## EXERCISE OBJECTIVE
Reproduce everything in the circle problem below from "A point $P(a,b)$" down to "Answer: (B), (C)", word for word.

## SUPPLIED TEXT
--------------------------------

Question

A point $P(a,b)$ lies on the circle $x^2+y^2=4$ in the first quadrant. The maximum value of $\frac{ab}{2+a+b}$ can be expressed as $\sqrt{p}-q$ where $P$ and $Q$ are positive integers then

• A. $p=5$
• B. $q=1$
• C. $p=2$
• D. $q=2$

Answer 1

Answer: (B), (C)

$p=2$
$q=1$

$x^2+y^2=2^2$
Hence $P(a,b)=(2\cos \theta ,2\sin \theta )$ ...(parametric point on a circle).
Hence
$A=\frac{ab}{2+a+b}$
$=\frac{4\sin \theta \cos \theta }{2+2\sin \theta +2\cos \theta }$
$=\frac{2\sin \theta \cos \theta }{1+\sin \theta +\cos \theta }$
$=\frac{\sin 2\theta }{1+\sin \theta +\cos \theta }$
$A$ is maximum for $\theta =\frac{\pi }{4}$
By substituting we get
$A=\frac{1}{1+\sqrt{2}}$
Rationalizing
$A=\sqrt{2}-1$
$=\sqrt{p}-q$
By comparing coefficients, we get
$p=2$ and $q=1$

--------------------------------

## MATERIAL SUPPLIED

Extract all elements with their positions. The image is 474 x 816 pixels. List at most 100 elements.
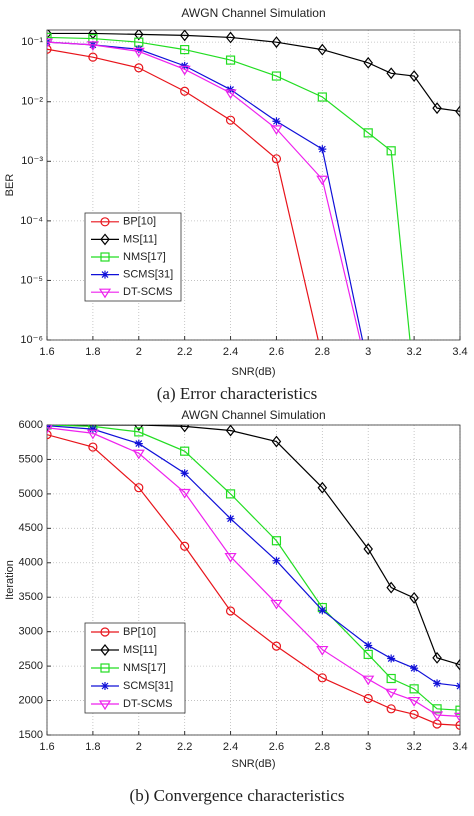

--------------------------------

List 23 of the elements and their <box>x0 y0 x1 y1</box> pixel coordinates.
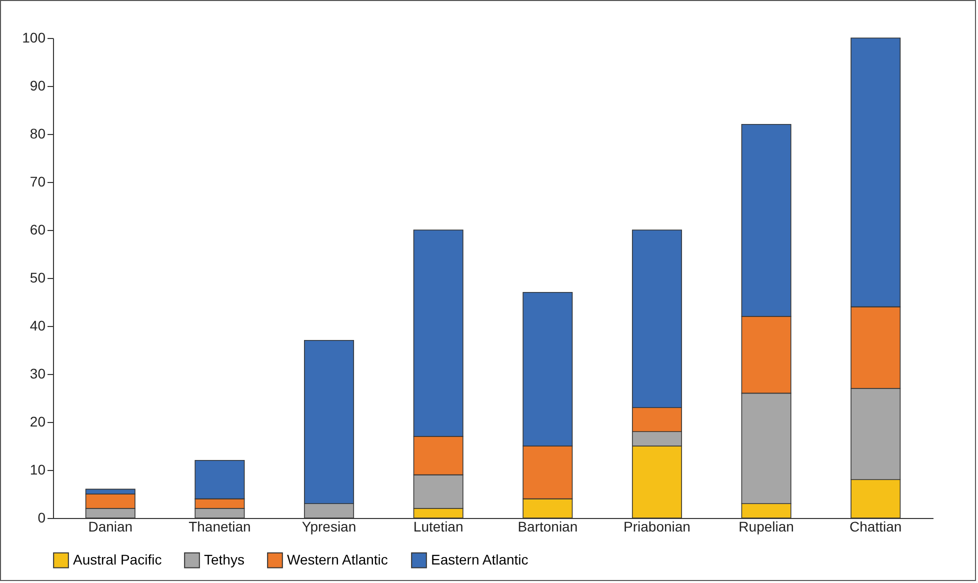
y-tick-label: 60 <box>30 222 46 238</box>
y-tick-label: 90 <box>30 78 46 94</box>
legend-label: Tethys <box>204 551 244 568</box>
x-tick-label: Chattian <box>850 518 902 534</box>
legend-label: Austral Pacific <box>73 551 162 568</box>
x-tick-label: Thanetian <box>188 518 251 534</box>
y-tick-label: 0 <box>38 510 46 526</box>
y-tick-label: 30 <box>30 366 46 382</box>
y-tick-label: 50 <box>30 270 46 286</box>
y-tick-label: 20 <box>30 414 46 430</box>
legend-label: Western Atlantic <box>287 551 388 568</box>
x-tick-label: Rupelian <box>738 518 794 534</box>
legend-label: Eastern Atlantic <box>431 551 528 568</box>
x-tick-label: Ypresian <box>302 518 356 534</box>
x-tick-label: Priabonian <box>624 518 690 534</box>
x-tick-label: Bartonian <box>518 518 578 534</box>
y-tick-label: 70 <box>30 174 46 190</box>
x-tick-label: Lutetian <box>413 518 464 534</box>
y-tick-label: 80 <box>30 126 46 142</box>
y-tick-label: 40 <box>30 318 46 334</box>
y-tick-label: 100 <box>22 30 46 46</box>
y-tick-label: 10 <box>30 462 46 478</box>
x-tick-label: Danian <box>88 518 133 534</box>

--------------------------------

## THE REPLY
A point $P(a,b)$ lies on the circle $x^2+y^2=4$ in the first quadrant. The maximum value of $\frac{ab}{2+a+b}$ can be expressed as $\sqrt{p}-q$ where $P$ and $Q$ are positive integers then

• A. $p=5$
• B. $q=1$
• C. $p=2$
• D. $q=2$

Answer 1

Answer: (B), (C)